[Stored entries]
========

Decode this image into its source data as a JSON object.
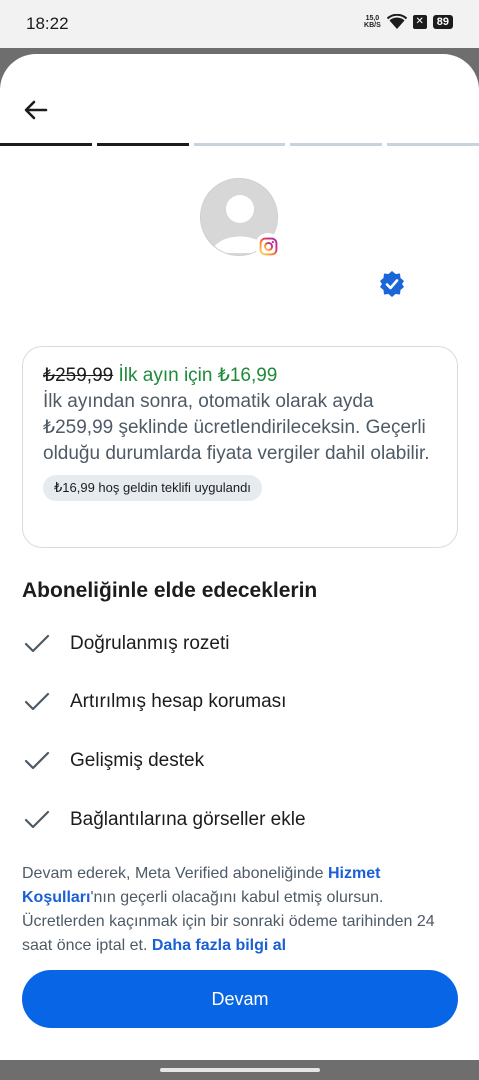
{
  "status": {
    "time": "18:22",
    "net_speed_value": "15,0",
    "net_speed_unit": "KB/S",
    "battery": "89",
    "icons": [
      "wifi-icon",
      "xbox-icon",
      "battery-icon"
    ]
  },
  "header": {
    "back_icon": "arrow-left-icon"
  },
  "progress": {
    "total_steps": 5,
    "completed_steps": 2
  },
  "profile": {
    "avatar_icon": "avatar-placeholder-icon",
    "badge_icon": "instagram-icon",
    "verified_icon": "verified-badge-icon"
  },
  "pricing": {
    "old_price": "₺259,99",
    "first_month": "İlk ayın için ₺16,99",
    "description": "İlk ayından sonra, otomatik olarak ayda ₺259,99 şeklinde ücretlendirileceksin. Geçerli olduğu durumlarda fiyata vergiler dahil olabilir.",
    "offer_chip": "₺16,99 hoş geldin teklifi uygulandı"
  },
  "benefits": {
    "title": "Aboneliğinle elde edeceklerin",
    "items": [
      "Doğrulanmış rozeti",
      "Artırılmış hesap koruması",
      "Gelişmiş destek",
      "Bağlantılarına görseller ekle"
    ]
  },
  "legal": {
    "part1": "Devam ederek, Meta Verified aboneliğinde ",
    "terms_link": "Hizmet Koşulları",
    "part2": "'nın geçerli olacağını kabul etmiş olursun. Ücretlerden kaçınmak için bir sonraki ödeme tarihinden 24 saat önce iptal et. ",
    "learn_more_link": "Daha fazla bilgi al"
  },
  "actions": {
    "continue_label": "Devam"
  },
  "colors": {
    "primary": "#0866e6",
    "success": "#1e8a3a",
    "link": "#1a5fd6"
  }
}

========

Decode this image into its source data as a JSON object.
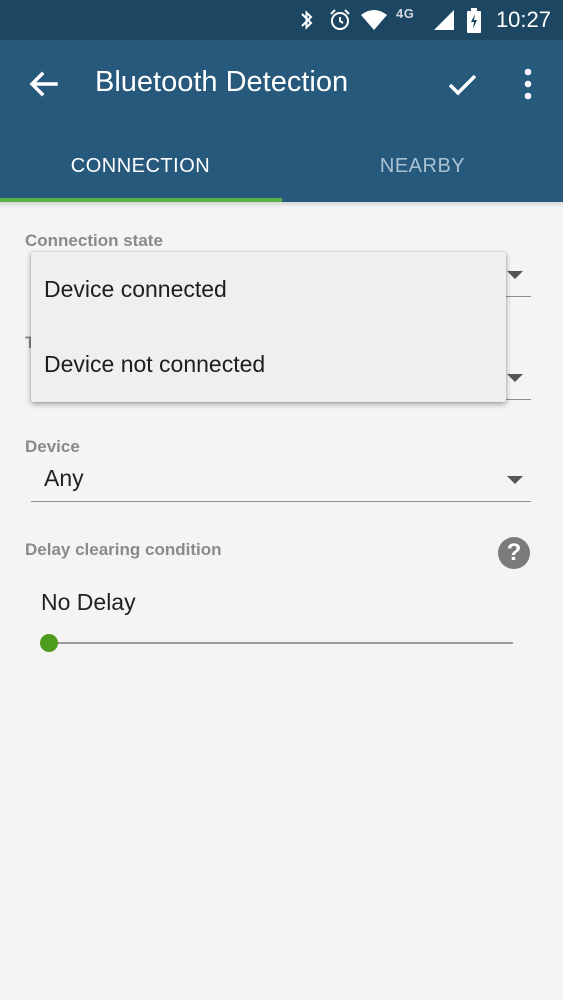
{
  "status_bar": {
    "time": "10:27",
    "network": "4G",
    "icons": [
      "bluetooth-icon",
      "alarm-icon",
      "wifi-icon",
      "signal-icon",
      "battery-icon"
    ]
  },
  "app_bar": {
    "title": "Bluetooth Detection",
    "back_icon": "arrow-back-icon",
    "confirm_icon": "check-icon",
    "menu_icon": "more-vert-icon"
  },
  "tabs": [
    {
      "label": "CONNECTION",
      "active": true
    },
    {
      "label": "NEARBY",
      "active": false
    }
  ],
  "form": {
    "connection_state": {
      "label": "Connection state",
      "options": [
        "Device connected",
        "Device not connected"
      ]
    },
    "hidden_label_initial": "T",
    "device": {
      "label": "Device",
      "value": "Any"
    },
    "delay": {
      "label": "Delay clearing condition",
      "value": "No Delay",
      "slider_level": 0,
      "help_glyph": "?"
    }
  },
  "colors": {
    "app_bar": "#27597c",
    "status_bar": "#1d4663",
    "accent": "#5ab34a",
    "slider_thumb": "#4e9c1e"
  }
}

========

From the listing above, copy out each line where the word "title" appears.

Answer to the exercise —
    "title": "Aboneliğinle elde edeceklerin",
    "title": "Bluetooth Detection",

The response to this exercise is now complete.